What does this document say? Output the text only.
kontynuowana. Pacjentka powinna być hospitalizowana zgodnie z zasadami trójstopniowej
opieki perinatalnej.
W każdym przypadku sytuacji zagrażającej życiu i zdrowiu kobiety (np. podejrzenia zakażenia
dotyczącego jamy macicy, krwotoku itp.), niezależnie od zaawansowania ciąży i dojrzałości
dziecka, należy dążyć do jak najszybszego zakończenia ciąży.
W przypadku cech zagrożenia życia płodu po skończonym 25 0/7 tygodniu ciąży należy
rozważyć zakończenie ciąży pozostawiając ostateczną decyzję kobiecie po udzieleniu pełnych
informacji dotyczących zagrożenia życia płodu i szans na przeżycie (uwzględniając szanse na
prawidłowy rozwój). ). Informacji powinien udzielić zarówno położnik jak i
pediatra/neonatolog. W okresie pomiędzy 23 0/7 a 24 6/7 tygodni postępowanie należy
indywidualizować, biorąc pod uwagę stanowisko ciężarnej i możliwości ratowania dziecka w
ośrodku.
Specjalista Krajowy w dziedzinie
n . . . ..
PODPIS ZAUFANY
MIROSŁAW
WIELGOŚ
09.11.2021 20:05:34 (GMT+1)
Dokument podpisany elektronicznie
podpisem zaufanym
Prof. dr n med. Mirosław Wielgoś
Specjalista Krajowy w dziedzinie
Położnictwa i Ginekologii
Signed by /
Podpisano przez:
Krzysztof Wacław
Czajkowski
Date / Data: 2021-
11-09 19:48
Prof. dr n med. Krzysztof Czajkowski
· · · · ·
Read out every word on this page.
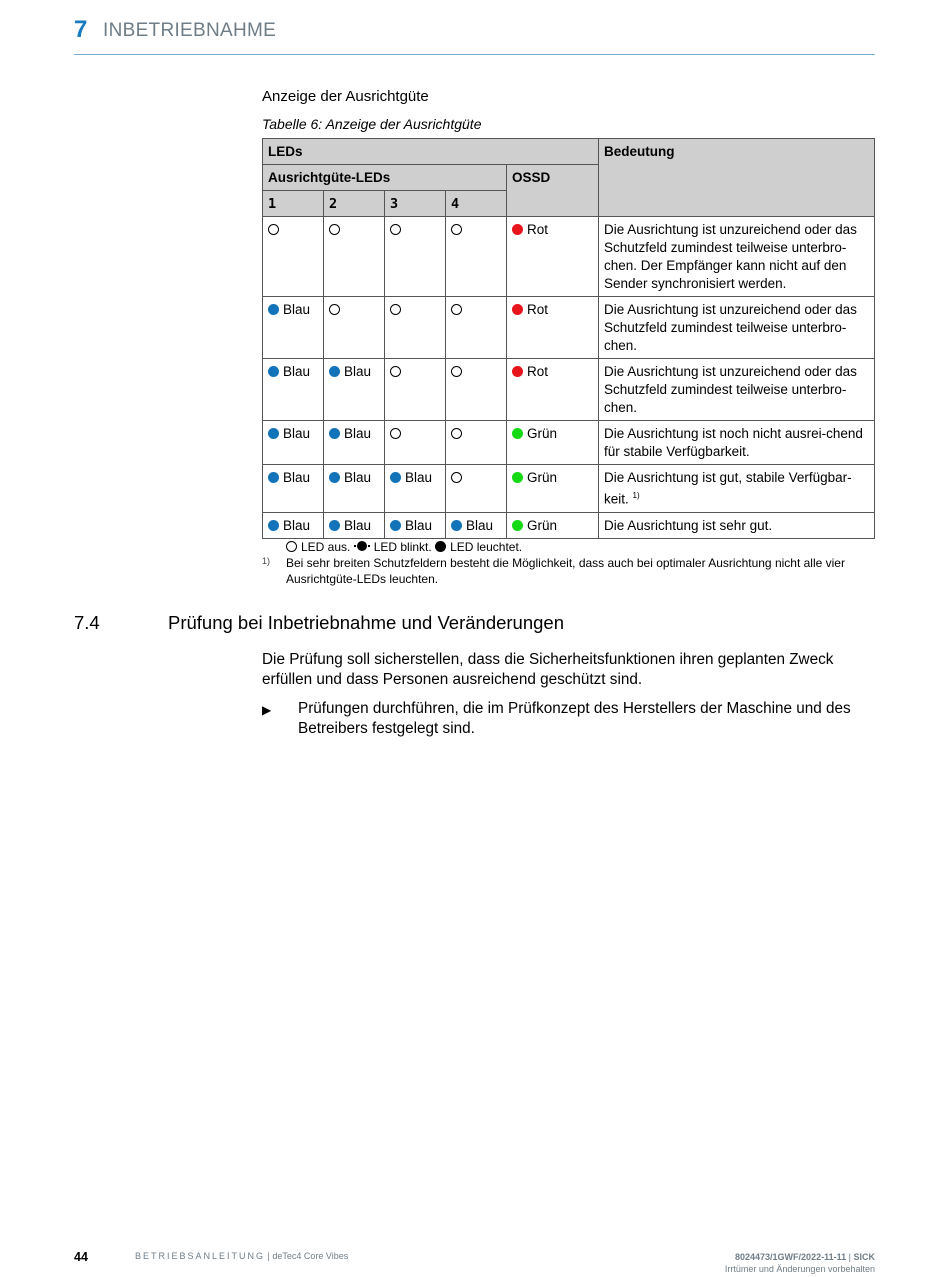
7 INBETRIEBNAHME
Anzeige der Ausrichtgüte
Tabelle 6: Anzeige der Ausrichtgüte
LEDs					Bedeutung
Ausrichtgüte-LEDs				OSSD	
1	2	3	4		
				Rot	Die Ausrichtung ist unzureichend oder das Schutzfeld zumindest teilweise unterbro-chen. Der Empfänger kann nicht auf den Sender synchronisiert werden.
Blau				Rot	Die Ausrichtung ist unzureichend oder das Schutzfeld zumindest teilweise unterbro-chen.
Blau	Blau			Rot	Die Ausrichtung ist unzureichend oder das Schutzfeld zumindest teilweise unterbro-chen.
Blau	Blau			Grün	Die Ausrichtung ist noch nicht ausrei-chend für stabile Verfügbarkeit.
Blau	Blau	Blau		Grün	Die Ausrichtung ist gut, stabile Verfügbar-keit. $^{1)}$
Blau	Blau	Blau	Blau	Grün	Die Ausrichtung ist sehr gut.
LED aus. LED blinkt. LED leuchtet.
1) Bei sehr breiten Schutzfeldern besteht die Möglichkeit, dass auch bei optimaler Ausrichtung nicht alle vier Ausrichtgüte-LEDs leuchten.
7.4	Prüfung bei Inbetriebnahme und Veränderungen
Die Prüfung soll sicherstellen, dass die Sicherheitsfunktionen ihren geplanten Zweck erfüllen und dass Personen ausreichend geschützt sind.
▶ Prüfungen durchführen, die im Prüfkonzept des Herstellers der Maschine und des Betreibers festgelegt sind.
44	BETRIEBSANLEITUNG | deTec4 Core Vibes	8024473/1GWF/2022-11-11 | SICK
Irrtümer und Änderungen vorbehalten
· · · · ·
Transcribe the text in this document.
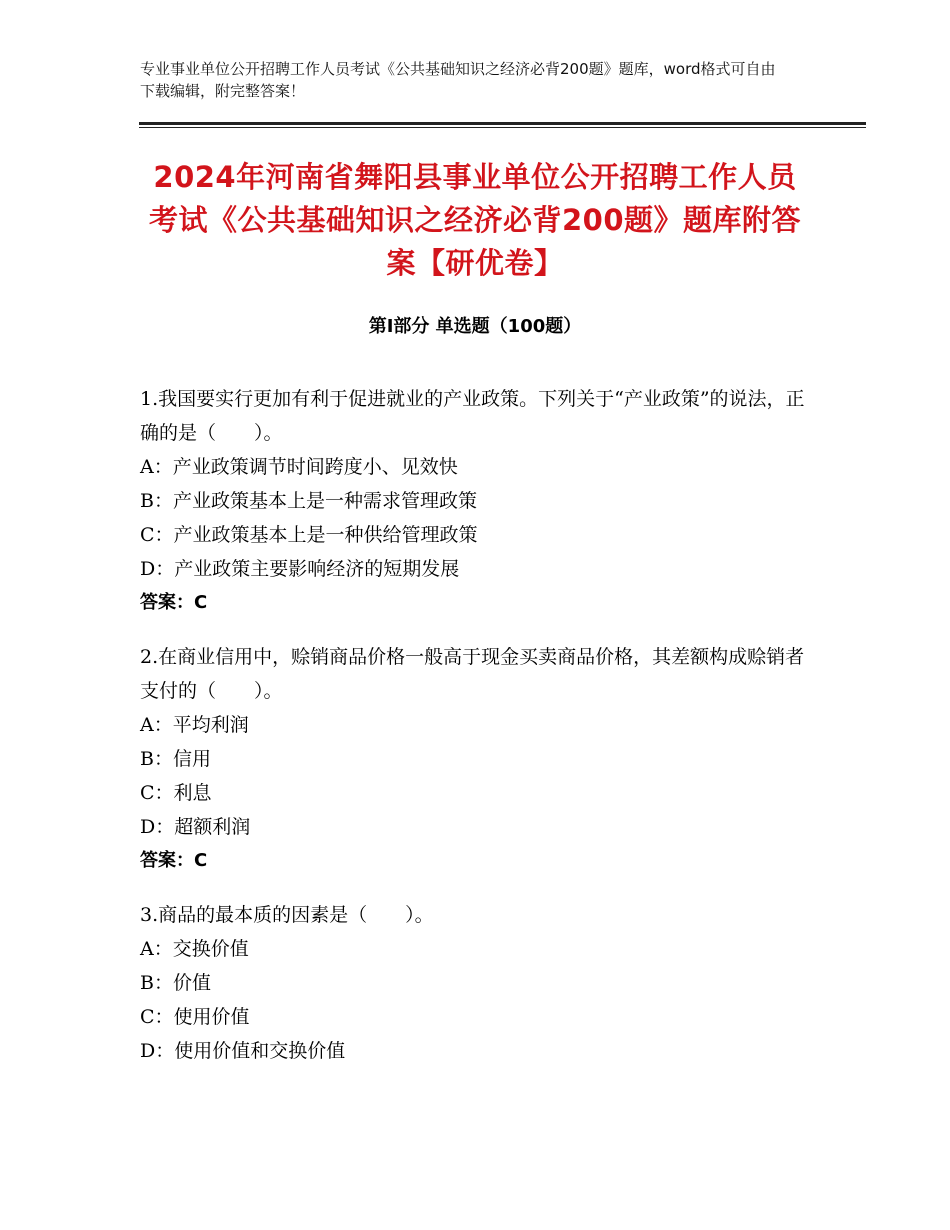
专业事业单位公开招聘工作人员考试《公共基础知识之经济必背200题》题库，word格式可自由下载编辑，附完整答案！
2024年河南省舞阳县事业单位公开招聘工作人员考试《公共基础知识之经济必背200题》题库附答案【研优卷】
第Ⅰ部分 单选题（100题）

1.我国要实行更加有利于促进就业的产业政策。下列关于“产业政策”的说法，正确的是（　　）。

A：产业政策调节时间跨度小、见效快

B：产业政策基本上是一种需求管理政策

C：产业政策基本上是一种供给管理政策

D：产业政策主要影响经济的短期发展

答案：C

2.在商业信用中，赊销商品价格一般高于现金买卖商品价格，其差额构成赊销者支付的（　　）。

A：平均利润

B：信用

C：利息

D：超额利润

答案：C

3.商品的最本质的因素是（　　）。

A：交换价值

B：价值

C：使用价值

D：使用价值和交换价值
· · · · ·
## Directive
From the entries, copy out each line containing the word "teilweise".

## Task output
				Rot	Die Ausrichtung ist unzureichend oder das Schutzfeld zumindest teilweise unterbro-chen. Der Empfänger kann nicht auf den Sender synchronisiert werden.
Blau				Rot	Die Ausrichtung ist unzureichend oder das Schutzfeld zumindest teilweise unterbro-chen.
Blau	Blau			Rot	Die Ausrichtung ist unzureichend oder das Schutzfeld zumindest teilweise unterbro-chen.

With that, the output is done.